(Collected data entries)
>>>>
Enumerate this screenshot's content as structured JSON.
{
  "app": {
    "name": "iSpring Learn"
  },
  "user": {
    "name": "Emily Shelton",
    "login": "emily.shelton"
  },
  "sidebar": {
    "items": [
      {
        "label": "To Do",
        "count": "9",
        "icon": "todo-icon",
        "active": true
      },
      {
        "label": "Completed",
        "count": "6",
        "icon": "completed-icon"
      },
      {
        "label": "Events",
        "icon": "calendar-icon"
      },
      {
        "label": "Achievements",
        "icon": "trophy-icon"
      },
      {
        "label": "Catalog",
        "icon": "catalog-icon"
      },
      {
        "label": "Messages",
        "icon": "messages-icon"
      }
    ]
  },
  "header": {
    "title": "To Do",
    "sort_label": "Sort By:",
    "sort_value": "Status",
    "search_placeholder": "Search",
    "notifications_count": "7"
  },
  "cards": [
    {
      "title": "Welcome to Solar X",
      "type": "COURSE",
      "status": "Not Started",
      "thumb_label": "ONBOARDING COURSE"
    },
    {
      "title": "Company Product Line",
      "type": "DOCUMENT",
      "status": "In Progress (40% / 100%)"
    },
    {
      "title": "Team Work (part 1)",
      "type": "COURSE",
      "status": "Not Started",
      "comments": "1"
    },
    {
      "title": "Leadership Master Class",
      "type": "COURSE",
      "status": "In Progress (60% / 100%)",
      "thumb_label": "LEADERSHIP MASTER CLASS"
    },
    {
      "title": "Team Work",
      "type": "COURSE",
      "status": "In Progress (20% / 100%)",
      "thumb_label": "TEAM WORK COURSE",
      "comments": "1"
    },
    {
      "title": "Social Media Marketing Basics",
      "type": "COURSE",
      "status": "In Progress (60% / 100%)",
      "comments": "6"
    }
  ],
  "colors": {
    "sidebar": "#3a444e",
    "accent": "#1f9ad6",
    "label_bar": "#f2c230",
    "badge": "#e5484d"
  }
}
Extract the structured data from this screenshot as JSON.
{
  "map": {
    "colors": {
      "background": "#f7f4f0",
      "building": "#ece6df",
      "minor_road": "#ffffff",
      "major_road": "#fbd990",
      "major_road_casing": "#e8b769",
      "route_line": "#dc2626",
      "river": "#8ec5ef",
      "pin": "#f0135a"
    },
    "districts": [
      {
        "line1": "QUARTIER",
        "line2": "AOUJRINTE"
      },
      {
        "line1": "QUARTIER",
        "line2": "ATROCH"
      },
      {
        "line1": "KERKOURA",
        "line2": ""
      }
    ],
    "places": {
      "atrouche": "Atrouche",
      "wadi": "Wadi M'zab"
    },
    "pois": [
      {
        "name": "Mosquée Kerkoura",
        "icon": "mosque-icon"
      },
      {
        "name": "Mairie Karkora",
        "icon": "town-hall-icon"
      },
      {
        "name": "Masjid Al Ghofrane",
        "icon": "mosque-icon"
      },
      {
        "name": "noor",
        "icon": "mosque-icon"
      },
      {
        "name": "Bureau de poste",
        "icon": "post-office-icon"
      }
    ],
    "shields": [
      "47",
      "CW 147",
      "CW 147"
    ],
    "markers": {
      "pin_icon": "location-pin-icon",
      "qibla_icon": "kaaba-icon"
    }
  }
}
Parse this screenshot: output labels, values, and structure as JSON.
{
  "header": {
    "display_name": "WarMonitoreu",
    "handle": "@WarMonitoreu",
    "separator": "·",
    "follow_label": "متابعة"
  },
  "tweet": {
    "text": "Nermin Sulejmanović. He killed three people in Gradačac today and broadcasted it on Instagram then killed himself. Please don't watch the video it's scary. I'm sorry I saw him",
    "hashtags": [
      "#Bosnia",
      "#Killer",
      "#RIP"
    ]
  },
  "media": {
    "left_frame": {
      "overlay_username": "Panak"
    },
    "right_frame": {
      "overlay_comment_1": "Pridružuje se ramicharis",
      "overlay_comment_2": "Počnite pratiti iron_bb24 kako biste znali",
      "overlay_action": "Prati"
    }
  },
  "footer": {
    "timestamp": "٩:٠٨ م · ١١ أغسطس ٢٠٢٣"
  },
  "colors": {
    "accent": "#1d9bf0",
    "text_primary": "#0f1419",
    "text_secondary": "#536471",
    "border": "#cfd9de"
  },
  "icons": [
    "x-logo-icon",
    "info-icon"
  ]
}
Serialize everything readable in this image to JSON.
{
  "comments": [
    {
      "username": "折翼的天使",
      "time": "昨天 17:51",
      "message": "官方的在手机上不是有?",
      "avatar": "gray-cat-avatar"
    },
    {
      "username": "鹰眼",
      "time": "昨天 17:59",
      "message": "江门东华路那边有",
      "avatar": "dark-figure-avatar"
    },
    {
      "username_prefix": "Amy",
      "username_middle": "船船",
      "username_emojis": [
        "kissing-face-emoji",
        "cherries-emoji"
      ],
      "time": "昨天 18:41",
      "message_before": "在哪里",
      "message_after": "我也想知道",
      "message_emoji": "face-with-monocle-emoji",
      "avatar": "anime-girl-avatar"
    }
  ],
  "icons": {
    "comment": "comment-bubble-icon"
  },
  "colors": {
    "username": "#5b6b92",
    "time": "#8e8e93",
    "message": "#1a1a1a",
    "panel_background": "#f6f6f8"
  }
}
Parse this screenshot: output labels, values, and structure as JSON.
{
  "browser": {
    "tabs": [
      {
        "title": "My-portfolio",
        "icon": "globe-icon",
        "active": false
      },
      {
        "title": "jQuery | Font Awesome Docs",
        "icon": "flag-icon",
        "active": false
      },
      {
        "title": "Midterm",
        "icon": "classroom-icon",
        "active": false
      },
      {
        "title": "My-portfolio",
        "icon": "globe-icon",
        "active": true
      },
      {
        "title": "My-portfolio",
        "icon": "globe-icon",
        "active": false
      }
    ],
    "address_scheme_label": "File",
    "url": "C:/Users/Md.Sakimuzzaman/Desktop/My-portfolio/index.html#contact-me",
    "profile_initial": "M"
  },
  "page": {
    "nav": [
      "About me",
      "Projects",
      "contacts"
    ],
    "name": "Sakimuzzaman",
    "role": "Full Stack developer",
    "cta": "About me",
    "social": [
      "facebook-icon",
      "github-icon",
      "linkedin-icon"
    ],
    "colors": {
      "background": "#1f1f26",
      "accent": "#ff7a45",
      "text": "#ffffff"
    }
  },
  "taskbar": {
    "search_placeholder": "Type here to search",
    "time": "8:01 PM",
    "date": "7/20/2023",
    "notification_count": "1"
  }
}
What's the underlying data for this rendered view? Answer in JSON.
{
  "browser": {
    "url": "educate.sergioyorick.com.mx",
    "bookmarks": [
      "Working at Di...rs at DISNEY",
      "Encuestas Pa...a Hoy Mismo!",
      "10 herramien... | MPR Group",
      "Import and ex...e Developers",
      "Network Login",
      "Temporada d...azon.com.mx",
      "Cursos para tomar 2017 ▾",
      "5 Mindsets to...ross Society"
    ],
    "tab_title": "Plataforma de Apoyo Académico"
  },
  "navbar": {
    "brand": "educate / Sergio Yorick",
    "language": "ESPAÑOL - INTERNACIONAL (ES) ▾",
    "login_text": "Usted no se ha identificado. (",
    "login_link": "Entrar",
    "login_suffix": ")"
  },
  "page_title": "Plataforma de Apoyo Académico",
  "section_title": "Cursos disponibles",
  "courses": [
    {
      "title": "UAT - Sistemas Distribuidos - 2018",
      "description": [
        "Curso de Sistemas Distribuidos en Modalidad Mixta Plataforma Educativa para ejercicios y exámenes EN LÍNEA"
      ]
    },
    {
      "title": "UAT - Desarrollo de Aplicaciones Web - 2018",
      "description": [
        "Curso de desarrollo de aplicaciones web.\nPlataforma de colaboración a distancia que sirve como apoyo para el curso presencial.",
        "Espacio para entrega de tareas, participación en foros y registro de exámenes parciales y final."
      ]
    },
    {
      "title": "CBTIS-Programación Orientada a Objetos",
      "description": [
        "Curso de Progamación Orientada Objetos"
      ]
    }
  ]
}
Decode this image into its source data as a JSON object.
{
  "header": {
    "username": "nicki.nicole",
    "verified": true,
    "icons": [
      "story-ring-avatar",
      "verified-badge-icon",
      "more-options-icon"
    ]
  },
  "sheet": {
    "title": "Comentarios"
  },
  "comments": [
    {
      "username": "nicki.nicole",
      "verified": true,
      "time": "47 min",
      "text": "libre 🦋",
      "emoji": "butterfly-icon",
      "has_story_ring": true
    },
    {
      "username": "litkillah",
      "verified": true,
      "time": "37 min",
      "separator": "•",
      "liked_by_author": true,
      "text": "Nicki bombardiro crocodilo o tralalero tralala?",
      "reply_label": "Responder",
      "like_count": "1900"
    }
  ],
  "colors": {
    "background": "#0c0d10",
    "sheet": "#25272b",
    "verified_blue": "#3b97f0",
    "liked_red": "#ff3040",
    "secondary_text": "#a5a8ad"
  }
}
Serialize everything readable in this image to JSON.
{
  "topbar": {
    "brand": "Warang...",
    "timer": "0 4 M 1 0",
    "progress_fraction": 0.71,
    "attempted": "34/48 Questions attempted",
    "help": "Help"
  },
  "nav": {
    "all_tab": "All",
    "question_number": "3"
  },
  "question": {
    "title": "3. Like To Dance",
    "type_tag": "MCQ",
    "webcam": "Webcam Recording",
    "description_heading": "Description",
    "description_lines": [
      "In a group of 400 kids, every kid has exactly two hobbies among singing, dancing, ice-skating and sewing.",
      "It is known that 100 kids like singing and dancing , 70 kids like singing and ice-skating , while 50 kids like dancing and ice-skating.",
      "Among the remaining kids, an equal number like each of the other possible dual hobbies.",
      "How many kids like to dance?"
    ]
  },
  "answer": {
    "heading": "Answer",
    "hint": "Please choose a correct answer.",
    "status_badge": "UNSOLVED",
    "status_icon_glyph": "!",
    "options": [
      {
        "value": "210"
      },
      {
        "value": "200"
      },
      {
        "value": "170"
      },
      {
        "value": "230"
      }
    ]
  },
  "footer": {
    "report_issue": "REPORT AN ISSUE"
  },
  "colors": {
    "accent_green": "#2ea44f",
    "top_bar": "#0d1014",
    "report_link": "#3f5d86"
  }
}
<<<<
* _Written instruction_:
Reproduce exactly the line that holds "Decode this image", then every line after it, ending with the final line of the records above.

* _Complete response_:
Decode this image into its source data as a JSON object.
{
  "header": {
    "username": "nicki.nicole",
    "verified": true,
    "icons": [
      "story-ring-avatar",
      "verified-badge-icon",
      "more-options-icon"
    ]
  },
  "sheet": {
    "title": "Comentarios"
  },
  "comments": [
    {
      "username": "nicki.nicole",
      "verified": true,
      "time": "47 min",
      "text": "libre 🦋",
      "emoji": "butterfly-icon",
      "has_story_ring": true
    },
    {
      "username": "litkillah",
      "verified": true,
      "time": "37 min",
      "separator": "•",
      "liked_by_author": true,
      "text": "Nicki bombardiro crocodilo o tralalero tralala?",
      "reply_label": "Responder",
      "like_count": "1900"
    }
  ],
  "colors": {
    "background": "#0c0d10",
    "sheet": "#25272b",
    "verified_blue": "#3b97f0",
    "liked_red": "#ff3040",
    "secondary_text": "#a5a8ad"
  }
}
Serialize everything readable in this image to JSON.
{
  "topbar": {
    "brand": "Warang...",
    "timer": "0 4 M 1 0",
    "progress_fraction": 0.71,
    "attempted": "34/48 Questions attempted",
    "help": "Help"
  },
  "nav": {
    "all_tab": "All",
    "question_number": "3"
  },
  "question": {
    "title": "3. Like To Dance",
    "type_tag": "MCQ",
    "webcam": "Webcam Recording",
    "description_heading": "Description",
    "description_lines": [
      "In a group of 400 kids, every kid has exactly two hobbies among singing, dancing, ice-skating and sewing.",
      "It is known that 100 kids like singing and dancing , 70 kids like singing and ice-skating , while 50 kids like dancing and ice-skating.",
      "Among the remaining kids, an equal number like each of the other possible dual hobbies.",
      "How many kids like to dance?"
    ]
  },
  "answer": {
    "heading": "Answer",
    "hint": "Please choose a correct answer.",
    "status_badge": "UNSOLVED",
    "status_icon_glyph": "!",
    "options": [
      {
        "value": "210"
      },
      {
        "value": "200"
      },
      {
        "value": "170"
      },
      {
        "value": "230"
      }
    ]
  },
  "footer": {
    "report_issue": "REPORT AN ISSUE"
  },
  "colors": {
    "accent_green": "#2ea44f",
    "top_bar": "#0d1014",
    "report_link": "#3f5d86"
  }
}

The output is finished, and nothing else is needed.